> **AIM**: The entries below are to be transcribed in full, without their images.
##### STORED DATA #####
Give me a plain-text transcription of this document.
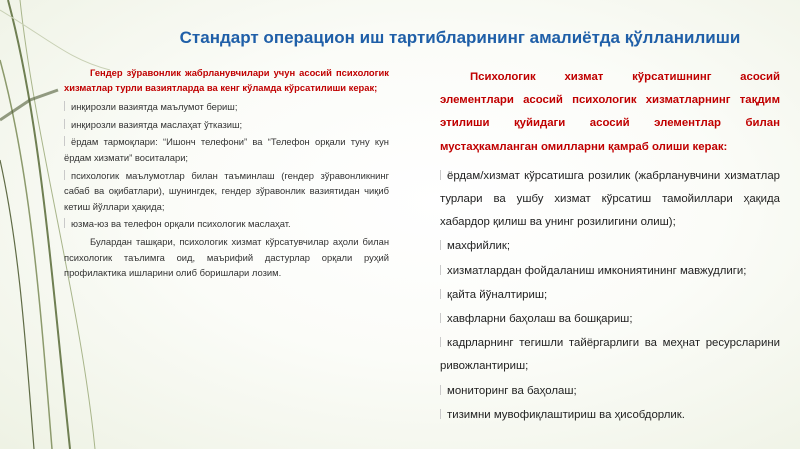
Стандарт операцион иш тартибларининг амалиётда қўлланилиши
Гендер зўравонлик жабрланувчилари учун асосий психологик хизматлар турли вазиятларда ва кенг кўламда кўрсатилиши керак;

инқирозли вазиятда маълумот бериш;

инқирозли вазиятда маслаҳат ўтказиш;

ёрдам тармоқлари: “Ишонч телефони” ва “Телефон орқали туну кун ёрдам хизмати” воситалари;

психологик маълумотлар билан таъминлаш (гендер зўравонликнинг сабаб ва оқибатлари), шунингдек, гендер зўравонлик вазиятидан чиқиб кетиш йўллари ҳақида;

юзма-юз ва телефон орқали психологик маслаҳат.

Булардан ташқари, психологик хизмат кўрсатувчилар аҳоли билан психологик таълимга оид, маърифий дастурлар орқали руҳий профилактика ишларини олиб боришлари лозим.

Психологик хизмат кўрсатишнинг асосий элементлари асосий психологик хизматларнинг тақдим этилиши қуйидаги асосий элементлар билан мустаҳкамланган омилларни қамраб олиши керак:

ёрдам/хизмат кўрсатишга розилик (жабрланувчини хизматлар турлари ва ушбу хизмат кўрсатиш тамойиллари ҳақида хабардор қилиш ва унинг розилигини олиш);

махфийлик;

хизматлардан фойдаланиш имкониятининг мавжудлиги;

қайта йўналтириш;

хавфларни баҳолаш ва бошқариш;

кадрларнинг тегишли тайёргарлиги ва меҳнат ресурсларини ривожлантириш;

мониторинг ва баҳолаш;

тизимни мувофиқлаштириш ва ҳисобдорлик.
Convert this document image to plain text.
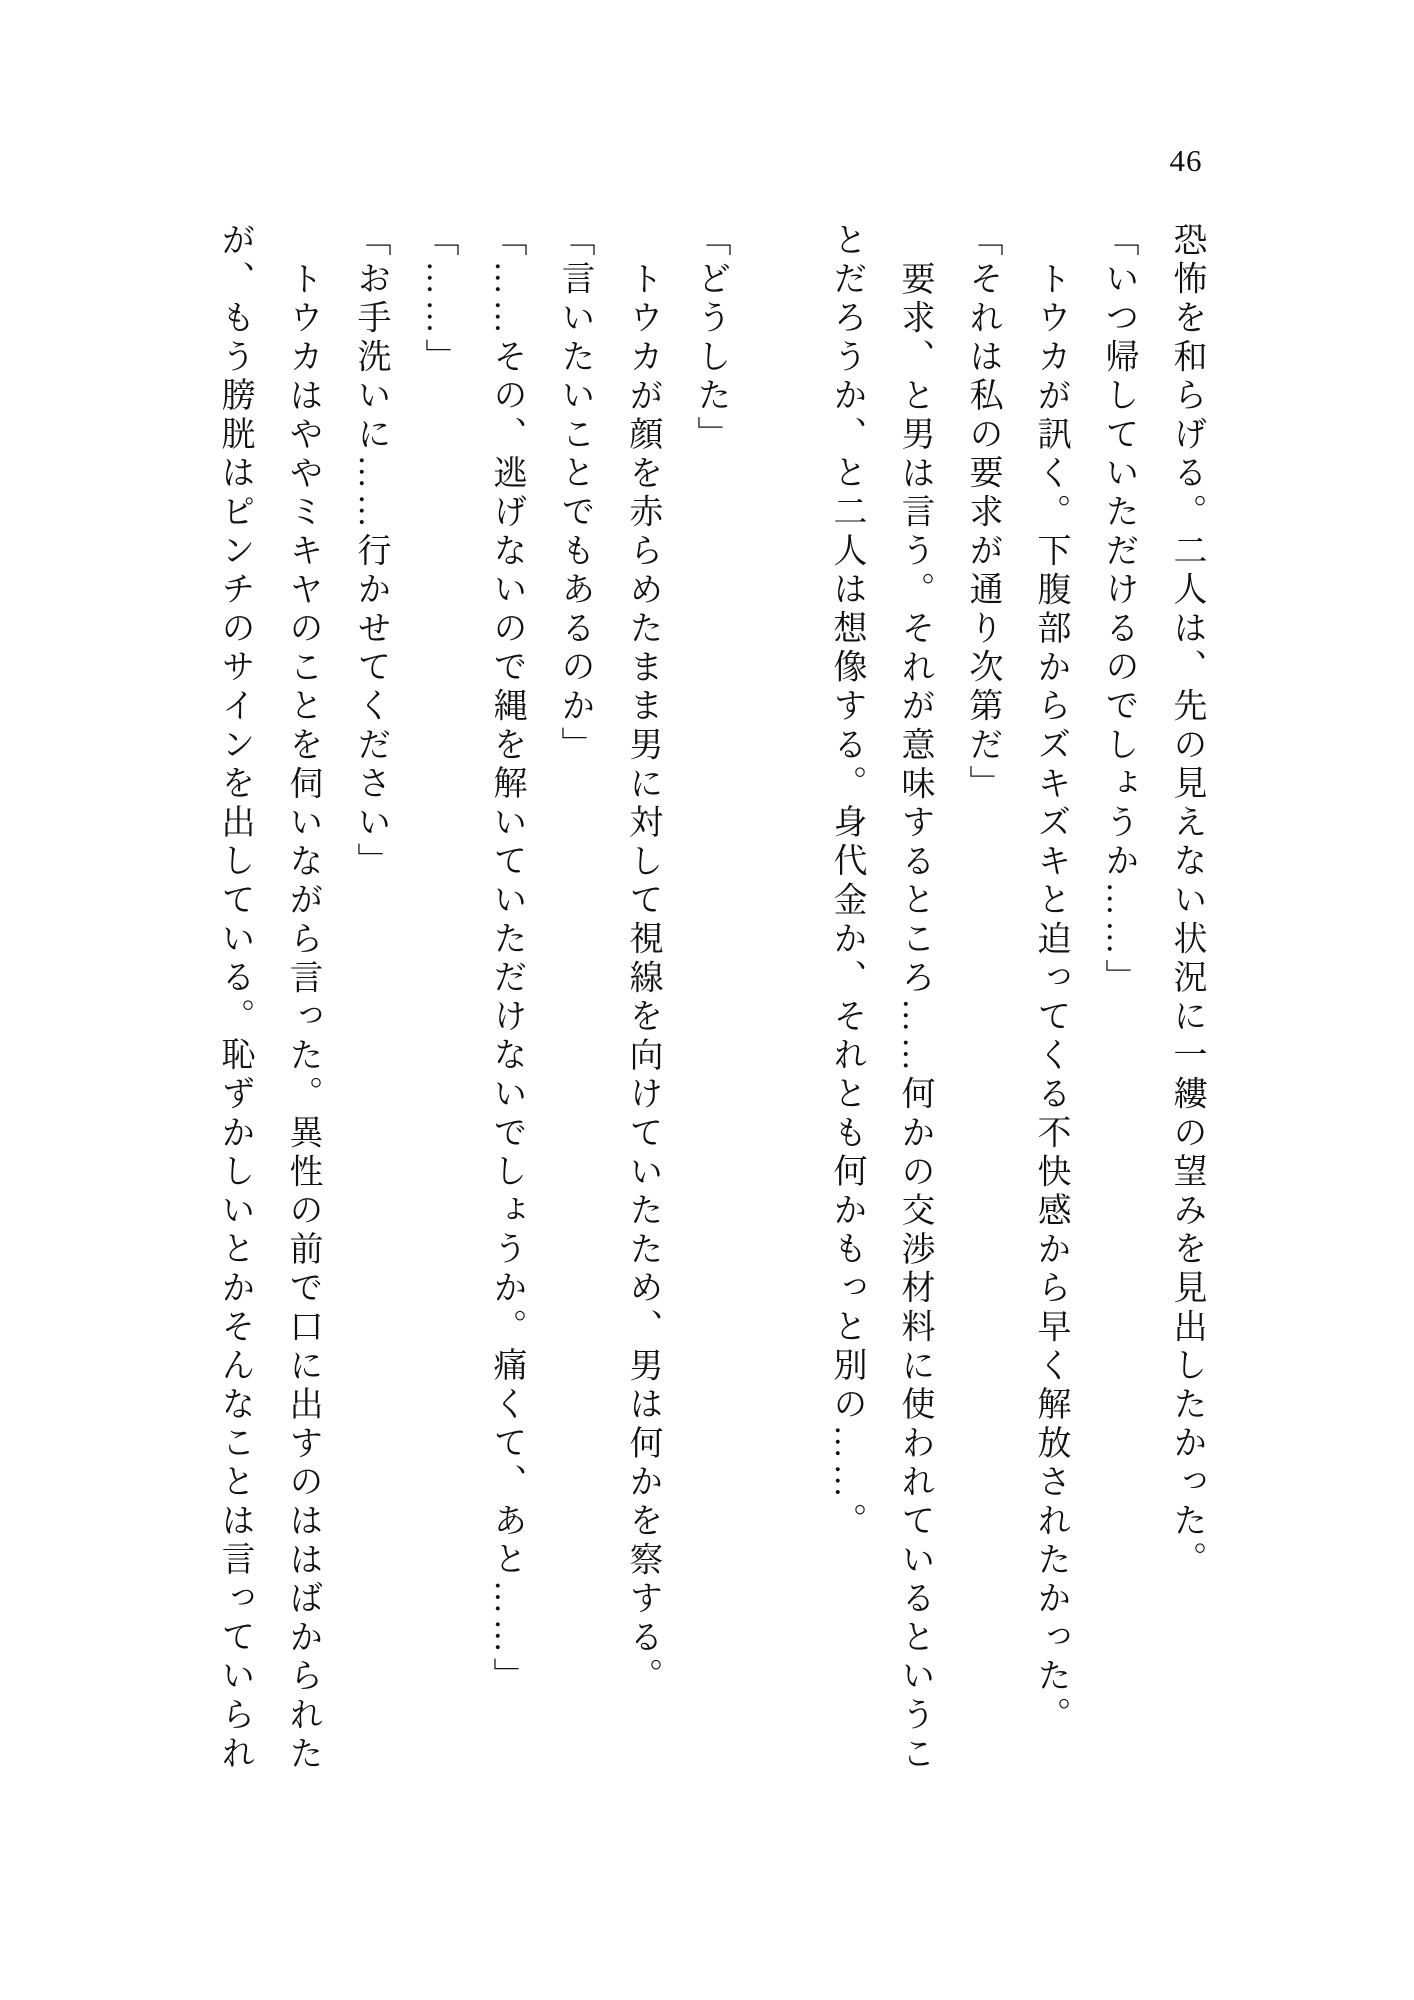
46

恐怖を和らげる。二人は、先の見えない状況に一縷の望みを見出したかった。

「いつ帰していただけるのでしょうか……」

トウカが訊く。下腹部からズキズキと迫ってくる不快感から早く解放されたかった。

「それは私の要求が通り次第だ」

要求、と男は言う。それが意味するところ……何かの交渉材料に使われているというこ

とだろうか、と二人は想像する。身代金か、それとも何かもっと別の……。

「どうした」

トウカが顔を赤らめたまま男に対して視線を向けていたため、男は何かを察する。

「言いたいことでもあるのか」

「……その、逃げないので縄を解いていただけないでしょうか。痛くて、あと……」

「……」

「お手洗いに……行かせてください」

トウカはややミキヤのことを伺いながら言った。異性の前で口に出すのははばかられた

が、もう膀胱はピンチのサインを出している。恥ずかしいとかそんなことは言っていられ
#####
> **TASK RESULT**:
Give me a plain-text transcription of this document.
Стандарт операцион иш тартибларининг амалиётда қўлланилиши
Гендер зўравонлик жабрланувчилари учун асосий психологик хизматлар турли вазиятларда ва кенг кўламда кўрсатилиши керак;

инқирозли вазиятда маълумот бериш;

инқирозли вазиятда маслаҳат ўтказиш;

ёрдам тармоқлари: “Ишонч телефони” ва “Телефон орқали туну кун ёрдам хизмати” воситалари;

психологик маълумотлар билан таъминлаш (гендер зўравонликнинг сабаб ва оқибатлари), шунингдек, гендер зўравонлик вазиятидан чиқиб кетиш йўллари ҳақида;

юзма-юз ва телефон орқали психологик маслаҳат.

Булардан ташқари, психологик хизмат кўрсатувчилар аҳоли билан психологик таълимга оид, маърифий дастурлар орқали руҳий профилактика ишларини олиб боришлари лозим.

Психологик хизмат кўрсатишнинг асосий элементлари асосий психологик хизматларнинг тақдим этилиши қуйидаги асосий элементлар билан мустаҳкамланган омилларни қамраб олиши керак:

ёрдам/хизмат кўрсатишга розилик (жабрланувчини хизматлар турлари ва ушбу хизмат кўрсатиш тамойиллари ҳақида хабардор қилиш ва унинг розилигини олиш);

махфийлик;

хизматлардан фойдаланиш имкониятининг мавжудлиги;

қайта йўналтириш;

хавфларни баҳолаш ва бошқариш;

кадрларнинг тегишли тайёргарлиги ва меҳнат ресурсларини ривожлантириш;

мониторинг ва баҳолаш;

тизимни мувофиқлаштириш ва ҳисобдорлик.
Convert this document image to plain text.
46

恐怖を和らげる。二人は、先の見えない状況に一縷の望みを見出したかった。

「いつ帰していただけるのでしょうか……」

トウカが訊く。下腹部からズキズキと迫ってくる不快感から早く解放されたかった。

「それは私の要求が通り次第だ」

要求、と男は言う。それが意味するところ……何かの交渉材料に使われているというこ

とだろうか、と二人は想像する。身代金か、それとも何かもっと別の……。

「どうした」

トウカが顔を赤らめたまま男に対して視線を向けていたため、男は何かを察する。

「言いたいことでもあるのか」

「……その、逃げないので縄を解いていただけないでしょうか。痛くて、あと……」

「……」

「お手洗いに……行かせてください」

トウカはややミキヤのことを伺いながら言った。異性の前で口に出すのははばかられた

が、もう膀胱はピンチのサインを出している。恥ずかしいとかそんなことは言っていられ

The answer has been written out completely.